REQUIREMENT ▸
Pull out every line below that holds the word "screenshot".

(Collected data entries)
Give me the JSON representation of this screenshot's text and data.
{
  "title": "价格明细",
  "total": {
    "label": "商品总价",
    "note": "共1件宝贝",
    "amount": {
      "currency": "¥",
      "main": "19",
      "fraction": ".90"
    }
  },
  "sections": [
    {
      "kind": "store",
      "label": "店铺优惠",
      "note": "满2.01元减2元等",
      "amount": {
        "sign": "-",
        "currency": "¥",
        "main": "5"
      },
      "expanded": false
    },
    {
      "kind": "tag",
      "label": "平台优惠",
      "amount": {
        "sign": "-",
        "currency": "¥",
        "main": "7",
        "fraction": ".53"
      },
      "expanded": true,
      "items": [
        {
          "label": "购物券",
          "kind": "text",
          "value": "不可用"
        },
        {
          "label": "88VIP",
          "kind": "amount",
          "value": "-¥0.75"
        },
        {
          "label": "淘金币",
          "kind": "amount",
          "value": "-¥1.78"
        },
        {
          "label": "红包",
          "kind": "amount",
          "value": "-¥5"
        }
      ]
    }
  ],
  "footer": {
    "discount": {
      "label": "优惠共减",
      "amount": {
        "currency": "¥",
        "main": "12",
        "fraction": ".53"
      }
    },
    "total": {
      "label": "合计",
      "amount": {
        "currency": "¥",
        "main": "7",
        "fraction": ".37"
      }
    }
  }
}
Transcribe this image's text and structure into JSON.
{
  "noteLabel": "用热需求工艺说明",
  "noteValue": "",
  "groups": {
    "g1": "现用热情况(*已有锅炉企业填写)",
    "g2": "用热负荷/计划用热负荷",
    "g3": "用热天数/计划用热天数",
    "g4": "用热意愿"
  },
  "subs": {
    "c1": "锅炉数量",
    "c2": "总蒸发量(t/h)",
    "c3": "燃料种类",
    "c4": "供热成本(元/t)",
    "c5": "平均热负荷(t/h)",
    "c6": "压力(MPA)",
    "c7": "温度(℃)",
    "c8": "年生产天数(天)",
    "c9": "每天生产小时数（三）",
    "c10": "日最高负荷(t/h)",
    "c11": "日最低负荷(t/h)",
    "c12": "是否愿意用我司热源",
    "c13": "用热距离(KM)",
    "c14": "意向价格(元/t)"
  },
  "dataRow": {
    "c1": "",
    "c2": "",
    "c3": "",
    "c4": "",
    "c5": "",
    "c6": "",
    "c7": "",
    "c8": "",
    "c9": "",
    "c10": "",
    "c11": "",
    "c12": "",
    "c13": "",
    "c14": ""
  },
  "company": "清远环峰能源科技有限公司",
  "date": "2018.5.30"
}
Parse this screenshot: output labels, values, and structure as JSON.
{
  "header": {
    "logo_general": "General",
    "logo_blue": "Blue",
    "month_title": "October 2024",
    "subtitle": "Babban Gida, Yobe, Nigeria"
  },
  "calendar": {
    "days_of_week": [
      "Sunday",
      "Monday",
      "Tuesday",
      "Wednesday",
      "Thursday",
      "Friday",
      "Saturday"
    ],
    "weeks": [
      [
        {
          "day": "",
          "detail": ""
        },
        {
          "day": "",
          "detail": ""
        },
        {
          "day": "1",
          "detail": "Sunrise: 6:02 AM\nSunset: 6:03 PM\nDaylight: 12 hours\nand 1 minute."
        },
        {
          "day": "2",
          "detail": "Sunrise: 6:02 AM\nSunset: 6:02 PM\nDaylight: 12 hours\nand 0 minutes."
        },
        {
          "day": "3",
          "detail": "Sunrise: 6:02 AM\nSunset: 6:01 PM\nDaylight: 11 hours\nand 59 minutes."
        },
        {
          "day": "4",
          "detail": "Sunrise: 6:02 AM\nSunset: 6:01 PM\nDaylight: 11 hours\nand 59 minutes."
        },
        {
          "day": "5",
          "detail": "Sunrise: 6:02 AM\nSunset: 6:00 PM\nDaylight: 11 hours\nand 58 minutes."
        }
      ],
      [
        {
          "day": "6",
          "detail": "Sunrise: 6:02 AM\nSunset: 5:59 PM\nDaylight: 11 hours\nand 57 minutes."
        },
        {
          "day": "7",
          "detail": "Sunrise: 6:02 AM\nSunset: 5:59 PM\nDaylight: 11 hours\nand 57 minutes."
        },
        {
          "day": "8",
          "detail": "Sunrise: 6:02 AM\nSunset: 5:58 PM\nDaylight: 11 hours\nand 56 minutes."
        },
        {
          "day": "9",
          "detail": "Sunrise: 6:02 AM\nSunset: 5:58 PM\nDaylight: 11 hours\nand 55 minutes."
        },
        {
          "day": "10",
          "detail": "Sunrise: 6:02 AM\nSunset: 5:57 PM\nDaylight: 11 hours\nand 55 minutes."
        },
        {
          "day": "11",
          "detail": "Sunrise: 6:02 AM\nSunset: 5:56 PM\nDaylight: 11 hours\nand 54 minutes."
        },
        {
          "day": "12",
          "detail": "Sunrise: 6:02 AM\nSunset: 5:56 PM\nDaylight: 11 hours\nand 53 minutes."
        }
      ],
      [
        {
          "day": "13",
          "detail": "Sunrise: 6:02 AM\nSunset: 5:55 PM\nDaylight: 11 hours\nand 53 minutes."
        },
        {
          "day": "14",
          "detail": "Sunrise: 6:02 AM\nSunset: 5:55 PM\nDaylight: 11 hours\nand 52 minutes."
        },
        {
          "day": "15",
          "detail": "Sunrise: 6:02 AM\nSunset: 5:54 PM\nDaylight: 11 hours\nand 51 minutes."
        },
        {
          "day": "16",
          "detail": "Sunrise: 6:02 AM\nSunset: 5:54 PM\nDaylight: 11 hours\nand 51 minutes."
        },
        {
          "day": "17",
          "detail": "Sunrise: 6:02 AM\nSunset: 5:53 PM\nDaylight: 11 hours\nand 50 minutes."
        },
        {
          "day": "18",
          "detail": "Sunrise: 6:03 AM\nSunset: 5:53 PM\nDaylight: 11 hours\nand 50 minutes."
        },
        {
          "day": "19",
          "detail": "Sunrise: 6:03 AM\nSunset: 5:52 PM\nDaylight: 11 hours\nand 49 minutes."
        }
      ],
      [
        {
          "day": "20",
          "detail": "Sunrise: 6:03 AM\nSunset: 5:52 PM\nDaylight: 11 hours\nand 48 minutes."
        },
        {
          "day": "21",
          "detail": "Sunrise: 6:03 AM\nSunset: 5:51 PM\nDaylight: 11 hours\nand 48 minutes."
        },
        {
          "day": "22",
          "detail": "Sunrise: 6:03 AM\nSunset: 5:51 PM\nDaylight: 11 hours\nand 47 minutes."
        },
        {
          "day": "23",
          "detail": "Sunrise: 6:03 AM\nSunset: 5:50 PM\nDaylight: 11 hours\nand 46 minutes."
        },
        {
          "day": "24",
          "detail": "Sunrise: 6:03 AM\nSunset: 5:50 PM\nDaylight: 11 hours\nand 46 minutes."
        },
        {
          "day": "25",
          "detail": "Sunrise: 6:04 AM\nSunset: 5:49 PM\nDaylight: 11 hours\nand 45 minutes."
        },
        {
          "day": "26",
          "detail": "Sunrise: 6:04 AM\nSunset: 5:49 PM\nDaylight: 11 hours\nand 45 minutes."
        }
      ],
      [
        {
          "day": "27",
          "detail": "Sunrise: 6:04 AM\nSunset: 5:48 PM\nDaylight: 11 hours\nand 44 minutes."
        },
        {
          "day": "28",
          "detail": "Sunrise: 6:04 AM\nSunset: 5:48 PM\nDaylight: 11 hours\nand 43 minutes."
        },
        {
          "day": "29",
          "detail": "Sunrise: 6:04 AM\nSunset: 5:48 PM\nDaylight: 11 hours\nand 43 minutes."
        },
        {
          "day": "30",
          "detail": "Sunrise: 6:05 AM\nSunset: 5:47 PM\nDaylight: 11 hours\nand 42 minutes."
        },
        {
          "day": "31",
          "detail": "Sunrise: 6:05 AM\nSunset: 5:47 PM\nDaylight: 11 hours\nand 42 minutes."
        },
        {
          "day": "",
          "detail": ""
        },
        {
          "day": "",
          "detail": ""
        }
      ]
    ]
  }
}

ANSWER TO THIS PROBLEM ▸
Give me the JSON representation of this screenshot's text and data.
Parse this screenshot: output labels, values, and structure as JSON.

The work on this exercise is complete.